Quote the entries that follow exactly, leaving none out.

# START OF RECORDS TO USE

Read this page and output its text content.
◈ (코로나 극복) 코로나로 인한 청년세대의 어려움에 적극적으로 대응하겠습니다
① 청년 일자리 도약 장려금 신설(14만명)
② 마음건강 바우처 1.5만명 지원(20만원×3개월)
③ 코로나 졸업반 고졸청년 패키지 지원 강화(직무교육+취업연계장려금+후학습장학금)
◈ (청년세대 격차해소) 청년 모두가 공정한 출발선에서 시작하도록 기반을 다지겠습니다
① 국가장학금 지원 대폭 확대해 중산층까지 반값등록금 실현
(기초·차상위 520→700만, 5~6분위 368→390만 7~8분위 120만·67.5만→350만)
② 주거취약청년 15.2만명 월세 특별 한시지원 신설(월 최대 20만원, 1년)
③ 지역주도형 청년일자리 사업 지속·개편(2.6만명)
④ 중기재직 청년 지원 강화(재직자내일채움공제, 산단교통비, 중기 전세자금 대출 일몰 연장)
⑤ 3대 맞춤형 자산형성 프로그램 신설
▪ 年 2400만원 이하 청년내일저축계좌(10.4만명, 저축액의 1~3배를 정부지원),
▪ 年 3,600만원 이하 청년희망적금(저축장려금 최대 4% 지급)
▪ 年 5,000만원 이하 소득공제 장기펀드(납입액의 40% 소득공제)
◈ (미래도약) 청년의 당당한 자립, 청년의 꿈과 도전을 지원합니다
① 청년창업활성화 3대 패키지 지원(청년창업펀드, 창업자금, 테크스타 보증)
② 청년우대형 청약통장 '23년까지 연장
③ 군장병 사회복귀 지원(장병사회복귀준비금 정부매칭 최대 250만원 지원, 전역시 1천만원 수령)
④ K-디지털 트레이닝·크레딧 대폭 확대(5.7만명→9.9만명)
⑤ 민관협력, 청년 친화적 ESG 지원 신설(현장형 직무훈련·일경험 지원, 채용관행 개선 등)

# END OF RECORDS TO USE

_COMPLETE RESPONSE_
Read this page and output its text content.
◈ (코로나 극복) 코로나로 인한 청년세대의 어려움에 적극적으로 대응하겠습니다
① 청년 일자리 도약 장려금 신설(14만명)
② 마음건강 바우처 1.5만명 지원(20만원×3개월)
③ 코로나 졸업반 고졸청년 패키지 지원 강화(직무교육+취업연계장려금+후학습장학금)
◈ (청년세대 격차해소) 청년 모두가 공정한 출발선에서 시작하도록 기반을 다지겠습니다
① 국가장학금 지원 대폭 확대해 중산층까지 반값등록금 실현
(기초·차상위 520→700만, 5~6분위 368→390만 7~8분위 120만·67.5만→350만)
② 주거취약청년 15.2만명 월세 특별 한시지원 신설(월 최대 20만원, 1년)
③ 지역주도형 청년일자리 사업 지속·개편(2.6만명)
④ 중기재직 청년 지원 강화(재직자내일채움공제, 산단교통비, 중기 전세자금 대출 일몰 연장)
⑤ 3대 맞춤형 자산형성 프로그램 신설
▪ 年 2400만원 이하 청년내일저축계좌(10.4만명, 저축액의 1~3배를 정부지원),
▪ 年 3,600만원 이하 청년희망적금(저축장려금 최대 4% 지급)
▪ 年 5,000만원 이하 소득공제 장기펀드(납입액의 40% 소득공제)
◈ (미래도약) 청년의 당당한 자립, 청년의 꿈과 도전을 지원합니다
① 청년창업활성화 3대 패키지 지원(청년창업펀드, 창업자금, 테크스타 보증)
② 청년우대형 청약통장 '23년까지 연장
③ 군장병 사회복귀 지원(장병사회복귀준비금 정부매칭 최대 250만원 지원, 전역시 1천만원 수령)
④ K-디지털 트레이닝·크레딧 대폭 확대(5.7만명→9.9만명)
⑤ 민관협력, 청년 친화적 ESG 지원 신설(현장형 직무훈련·일경험 지원, 채용관행 개선 등)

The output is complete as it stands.